**Given task:** Return all lines that include the string "label".

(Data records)

..............................

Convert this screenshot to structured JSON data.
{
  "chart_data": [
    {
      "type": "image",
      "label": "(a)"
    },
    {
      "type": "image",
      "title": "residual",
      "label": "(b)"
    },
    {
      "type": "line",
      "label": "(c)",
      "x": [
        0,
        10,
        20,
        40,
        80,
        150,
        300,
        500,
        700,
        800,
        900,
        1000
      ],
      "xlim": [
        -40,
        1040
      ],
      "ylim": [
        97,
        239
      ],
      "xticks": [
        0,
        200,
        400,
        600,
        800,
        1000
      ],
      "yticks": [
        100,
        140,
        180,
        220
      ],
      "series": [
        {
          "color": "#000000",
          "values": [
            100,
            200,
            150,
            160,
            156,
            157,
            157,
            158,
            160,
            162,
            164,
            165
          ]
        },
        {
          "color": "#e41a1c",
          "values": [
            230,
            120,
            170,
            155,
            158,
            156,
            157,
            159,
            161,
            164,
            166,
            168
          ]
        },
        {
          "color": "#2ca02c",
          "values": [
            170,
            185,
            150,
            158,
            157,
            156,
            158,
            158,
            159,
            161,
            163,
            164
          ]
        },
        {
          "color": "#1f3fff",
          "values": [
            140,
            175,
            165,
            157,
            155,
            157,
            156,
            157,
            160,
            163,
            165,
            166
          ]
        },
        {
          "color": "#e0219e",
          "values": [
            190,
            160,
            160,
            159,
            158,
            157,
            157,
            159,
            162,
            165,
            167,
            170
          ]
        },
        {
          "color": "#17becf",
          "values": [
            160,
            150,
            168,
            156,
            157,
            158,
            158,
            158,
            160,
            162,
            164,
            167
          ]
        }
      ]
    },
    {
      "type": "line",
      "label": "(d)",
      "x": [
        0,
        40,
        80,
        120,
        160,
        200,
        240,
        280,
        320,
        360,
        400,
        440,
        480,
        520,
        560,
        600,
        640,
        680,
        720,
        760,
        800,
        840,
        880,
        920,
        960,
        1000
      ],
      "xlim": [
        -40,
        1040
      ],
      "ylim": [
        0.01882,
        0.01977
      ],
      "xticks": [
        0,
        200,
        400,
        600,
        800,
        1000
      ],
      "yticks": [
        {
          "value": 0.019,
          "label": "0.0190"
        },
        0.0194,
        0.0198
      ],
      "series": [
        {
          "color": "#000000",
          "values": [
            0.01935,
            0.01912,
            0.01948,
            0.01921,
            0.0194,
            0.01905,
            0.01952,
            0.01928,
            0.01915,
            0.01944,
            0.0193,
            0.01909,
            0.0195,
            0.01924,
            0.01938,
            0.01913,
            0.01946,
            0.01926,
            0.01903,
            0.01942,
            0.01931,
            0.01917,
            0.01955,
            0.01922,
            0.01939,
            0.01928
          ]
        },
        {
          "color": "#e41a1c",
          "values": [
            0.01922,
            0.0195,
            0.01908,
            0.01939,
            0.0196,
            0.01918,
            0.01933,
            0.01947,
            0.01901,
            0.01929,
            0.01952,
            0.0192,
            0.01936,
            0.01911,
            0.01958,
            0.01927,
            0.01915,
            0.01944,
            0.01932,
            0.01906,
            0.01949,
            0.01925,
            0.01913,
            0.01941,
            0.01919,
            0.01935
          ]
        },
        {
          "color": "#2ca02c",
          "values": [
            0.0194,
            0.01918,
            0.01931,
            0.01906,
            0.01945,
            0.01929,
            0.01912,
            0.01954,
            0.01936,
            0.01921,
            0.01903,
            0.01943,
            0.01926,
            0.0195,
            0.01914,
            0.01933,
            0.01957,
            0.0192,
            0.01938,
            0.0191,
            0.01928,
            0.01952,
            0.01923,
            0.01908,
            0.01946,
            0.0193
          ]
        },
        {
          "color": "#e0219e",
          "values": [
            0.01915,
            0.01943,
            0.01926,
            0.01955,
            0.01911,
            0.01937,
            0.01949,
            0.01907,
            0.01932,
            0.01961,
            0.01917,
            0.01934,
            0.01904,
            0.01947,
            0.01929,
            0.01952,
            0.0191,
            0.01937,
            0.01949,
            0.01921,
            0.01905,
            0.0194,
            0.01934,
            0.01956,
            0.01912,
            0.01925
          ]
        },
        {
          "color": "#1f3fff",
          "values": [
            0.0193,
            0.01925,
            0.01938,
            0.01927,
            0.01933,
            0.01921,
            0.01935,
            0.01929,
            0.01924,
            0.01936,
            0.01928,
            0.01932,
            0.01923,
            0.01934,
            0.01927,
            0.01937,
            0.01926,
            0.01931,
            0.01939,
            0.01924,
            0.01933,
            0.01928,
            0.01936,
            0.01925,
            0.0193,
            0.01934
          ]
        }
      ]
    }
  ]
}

..............................

**Exercise answer:**
      "label": "(a)"
      "label": "(b)"
      "label": "(c)",
      "label": "(d)",
          "label": "0.0190"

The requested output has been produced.